_SHORT TASK_:
State only the number of lines that include "this".

_EXCERPTED DATA_:
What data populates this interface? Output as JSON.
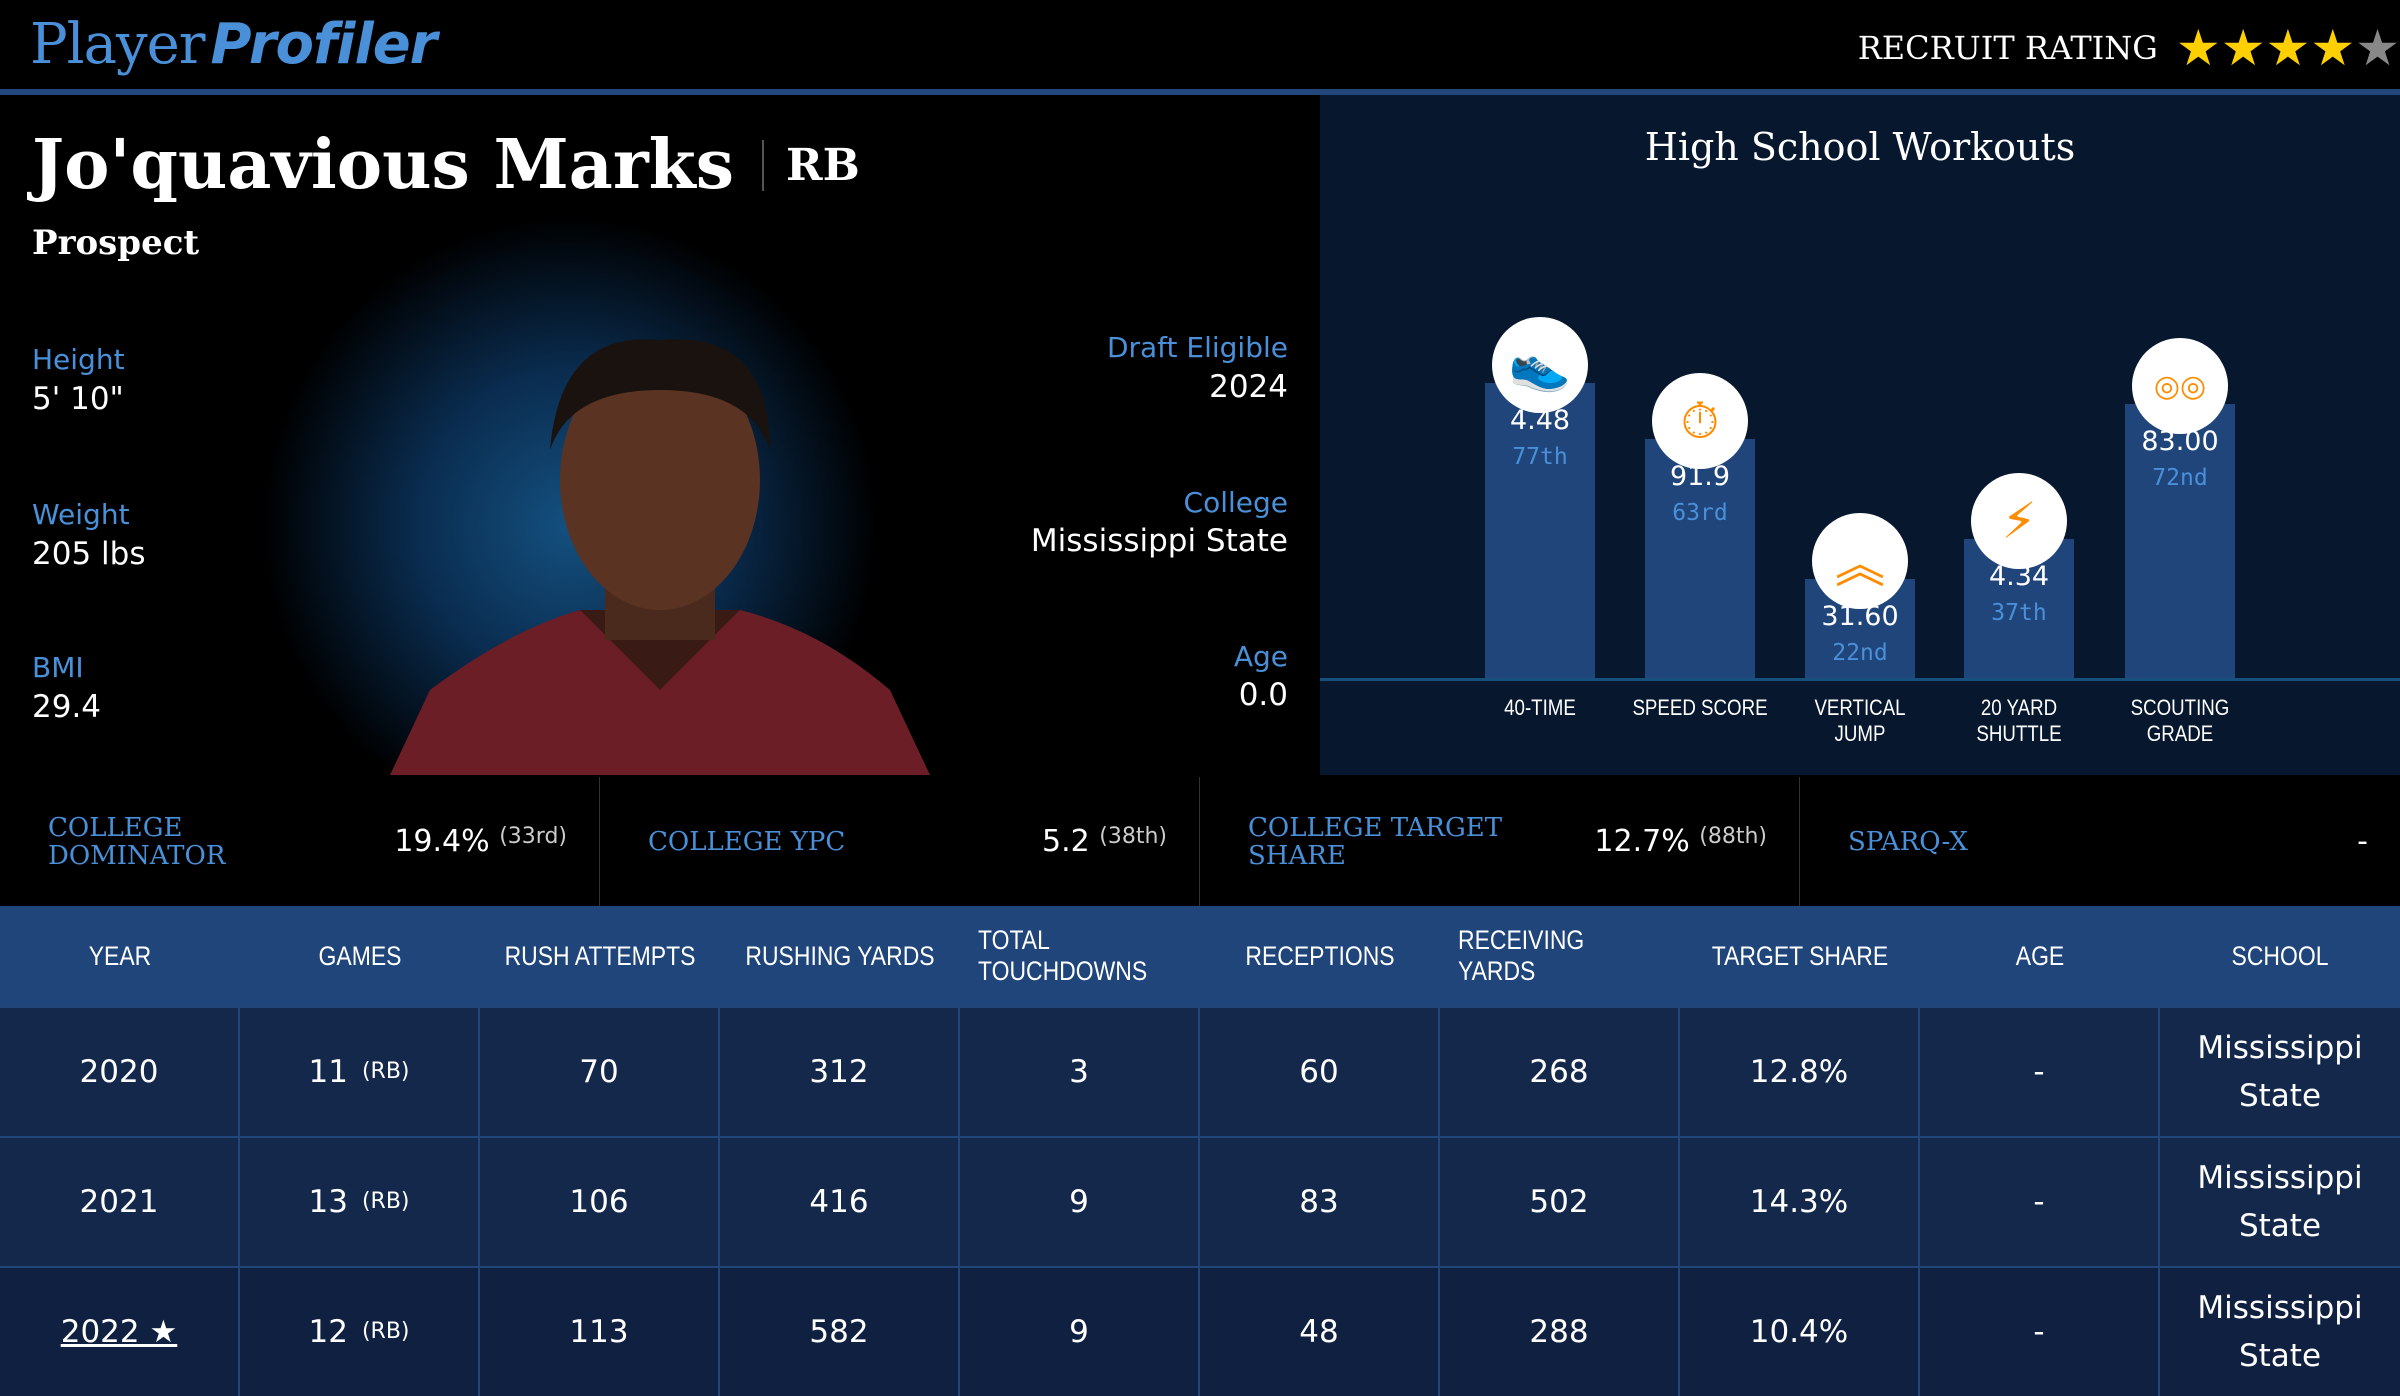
{
  "header": {
    "logo_part1": "Player",
    "logo_part2": "Profiler",
    "rating_label": "RECRUIT RATING",
    "rating_stars": 4,
    "rating_max": 5,
    "star_color": "#ffd000",
    "star_off_color": "#888888"
  },
  "player": {
    "name": "Jo'quavious Marks",
    "position": "RB",
    "status": "Prospect",
    "height_label": "Height",
    "height": "5' 10\"",
    "weight_label": "Weight",
    "weight": "205 lbs",
    "bmi_label": "BMI",
    "bmi": "29.4",
    "draft_label": "Draft Eligible",
    "draft": "2024",
    "college_label": "College",
    "college": "Mississippi State",
    "age_label": "Age",
    "age": "0.0"
  },
  "workouts": {
    "title": "High School Workouts",
    "items": [
      {
        "label": "40-TIME",
        "value": "4.48",
        "pct": "77th",
        "icon": "running-shoe-icon",
        "percentile": 77
      },
      {
        "label": "SPEED SCORE",
        "value": "91.9",
        "pct": "63rd",
        "icon": "stopwatch-icon",
        "percentile": 63
      },
      {
        "label": "VERTICAL JUMP",
        "value": "31.60",
        "pct": "22nd",
        "icon": "chevrons-up-icon",
        "percentile": 22
      },
      {
        "label": "20 YARD SHUTTLE",
        "value": "4.34",
        "pct": "37th",
        "icon": "lightning-icon",
        "percentile": 37
      },
      {
        "label": "SCOUTING GRADE",
        "value": "83.00",
        "pct": "72nd",
        "icon": "binoculars-icon",
        "percentile": 72
      }
    ]
  },
  "stats": [
    {
      "label": "COLLEGE DOMINATOR",
      "value": "19.4%",
      "rank": "(33rd)"
    },
    {
      "label": "COLLEGE YPC",
      "value": "5.2",
      "rank": "(38th)"
    },
    {
      "label": "COLLEGE TARGET SHARE",
      "value": "12.7%",
      "rank": "(88th)"
    },
    {
      "label": "SPARQ-X",
      "value": "-",
      "rank": ""
    }
  ],
  "table": {
    "headers": [
      "YEAR",
      "GAMES",
      "RUSH ATTEMPTS",
      "RUSHING YARDS",
      "TOTAL TOUCHDOWNS",
      "RECEPTIONS",
      "RECEIVING YARDS",
      "TARGET SHARE",
      "AGE",
      "SCHOOL"
    ],
    "rows": [
      {
        "year": "2020",
        "games": "11",
        "pos": "(RB)",
        "rush_att": "70",
        "rush_yds": "312",
        "tds": "3",
        "rec": "60",
        "rec_yds": "268",
        "tgt": "12.8%",
        "age": "-",
        "school": "Mississippi State"
      },
      {
        "year": "2021",
        "games": "13",
        "pos": "(RB)",
        "rush_att": "106",
        "rush_yds": "416",
        "tds": "9",
        "rec": "83",
        "rec_yds": "502",
        "tgt": "14.3%",
        "age": "-",
        "school": "Mississippi State"
      },
      {
        "year": "2022 ★",
        "games": "12",
        "pos": "(RB)",
        "rush_att": "113",
        "rush_yds": "582",
        "tds": "9",
        "rec": "48",
        "rec_yds": "288",
        "tgt": "10.4%",
        "age": "-",
        "school": "Mississippi State"
      }
    ]
  }
}
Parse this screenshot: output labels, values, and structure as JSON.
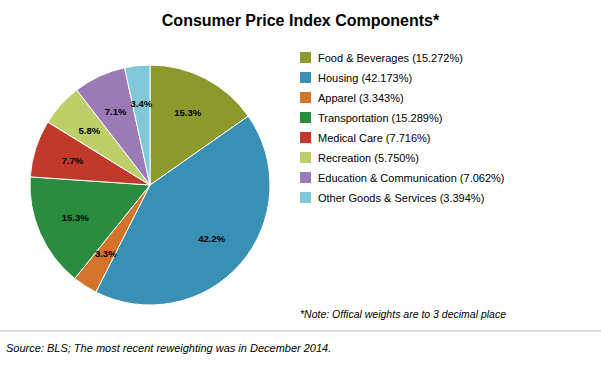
{
  "chart_data": {
    "type": "pie",
    "title": "Consumer Price Index Components*",
    "categories": [
      "Food & Beverages (15.272%)",
      "Housing (42.173%)",
      "Apparel (3.343%)",
      "Transportation (15.289%)",
      "Medical Care (7.716%)",
      "Recreation (5.750%)",
      "Education & Communication (7.062%)",
      "Other Goods & Services (3.394%)"
    ],
    "values": [
      15.272,
      42.173,
      3.343,
      15.289,
      7.716,
      5.75,
      7.062,
      3.394
    ],
    "value_labels": [
      "15.3%",
      "42.2%",
      "3.3%",
      "15.3%",
      "7.7%",
      "5.8%",
      "7.1%",
      "3.4%"
    ],
    "colors": [
      "#8B9A2A",
      "#3A8FB5",
      "#D4732A",
      "#2A8C3F",
      "#C0392B",
      "#BECF6A",
      "#9B7BB5",
      "#7EC8D8"
    ],
    "data_labels": true,
    "legend": "right",
    "annotations": [
      "*Note: Offical weights are to 3 decimal place",
      "Source: BLS; The most recent reweighting was in December 2014."
    ]
  }
}
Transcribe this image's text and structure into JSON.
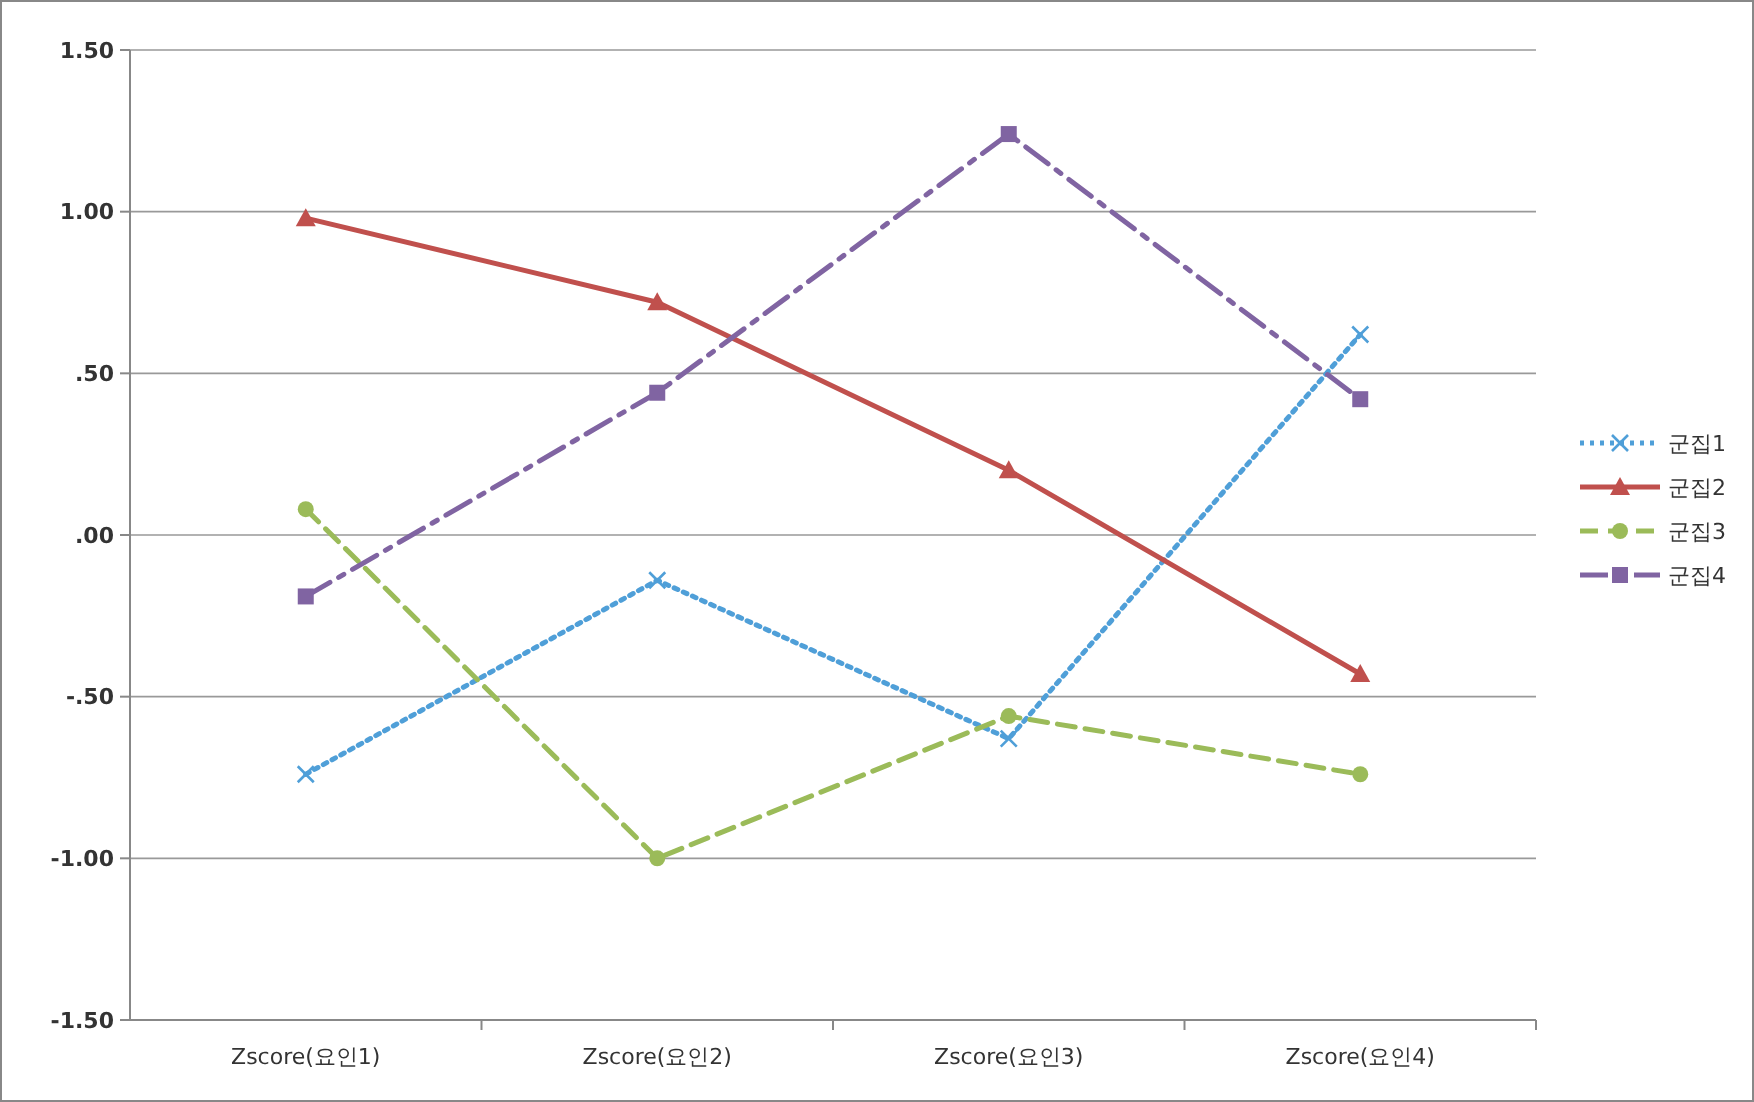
{
  "chart_data": {
    "type": "line",
    "categories": [
      "Zscore(요인1)",
      "Zscore(요인2)",
      "Zscore(요인3)",
      "Zscore(요인4)"
    ],
    "ylim": [
      -1.5,
      1.5
    ],
    "yticks": [
      {
        "value": -1.5,
        "label": "-1.50"
      },
      {
        "value": -1,
        "label": "-1.00"
      },
      {
        "value": -0.5,
        "label": "-.50"
      },
      {
        "value": 0,
        "label": ".00"
      },
      {
        "value": 0.5,
        "label": ".50"
      },
      {
        "value": 1,
        "label": "1.00"
      },
      {
        "value": 1.5,
        "label": "1.50"
      }
    ],
    "grid": "y",
    "legend": "right",
    "series": [
      {
        "name": "군집1",
        "color": "#4f9fd8",
        "values": [
          -0.74,
          -0.14,
          -0.63,
          0.62
        ],
        "marker": "cross",
        "line_style": "dotted"
      },
      {
        "name": "군집2",
        "color": "#c0504d",
        "values": [
          0.98,
          0.72,
          0.2,
          -0.43
        ],
        "marker": "triangle",
        "line_style": "solid"
      },
      {
        "name": "군집3",
        "color": "#9bbb59",
        "values": [
          0.08,
          -1.0,
          -0.56,
          -0.74
        ],
        "marker": "circle",
        "line_style": "dashed"
      },
      {
        "name": "군집4",
        "color": "#8064a2",
        "values": [
          -0.19,
          0.44,
          1.24,
          0.42
        ],
        "marker": "square",
        "line_style": "dashdot"
      }
    ]
  }
}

_THE REPLY_:
3